TO DO » Set down the whole listing verbatim.

+-------+

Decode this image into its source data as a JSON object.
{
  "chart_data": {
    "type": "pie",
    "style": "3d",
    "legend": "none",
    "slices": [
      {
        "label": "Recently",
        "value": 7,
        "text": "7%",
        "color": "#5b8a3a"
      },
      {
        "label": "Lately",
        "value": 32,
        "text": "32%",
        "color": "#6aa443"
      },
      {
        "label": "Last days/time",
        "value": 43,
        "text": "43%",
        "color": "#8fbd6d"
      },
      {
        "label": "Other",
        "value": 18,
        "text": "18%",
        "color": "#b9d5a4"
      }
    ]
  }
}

+-------+

COMPLETE RESPONSE »
Decode this image into its source data as a JSON object.
{
  "chart_data": {
    "type": "pie",
    "style": "3d",
    "legend": "none",
    "slices": [
      {
        "label": "Recently",
        "value": 7,
        "text": "7%",
        "color": "#5b8a3a"
      },
      {
        "label": "Lately",
        "value": 32,
        "text": "32%",
        "color": "#6aa443"
      },
      {
        "label": "Last days/time",
        "value": 43,
        "text": "43%",
        "color": "#8fbd6d"
      },
      {
        "label": "Other",
        "value": 18,
        "text": "18%",
        "color": "#b9d5a4"
      }
    ]
  }
}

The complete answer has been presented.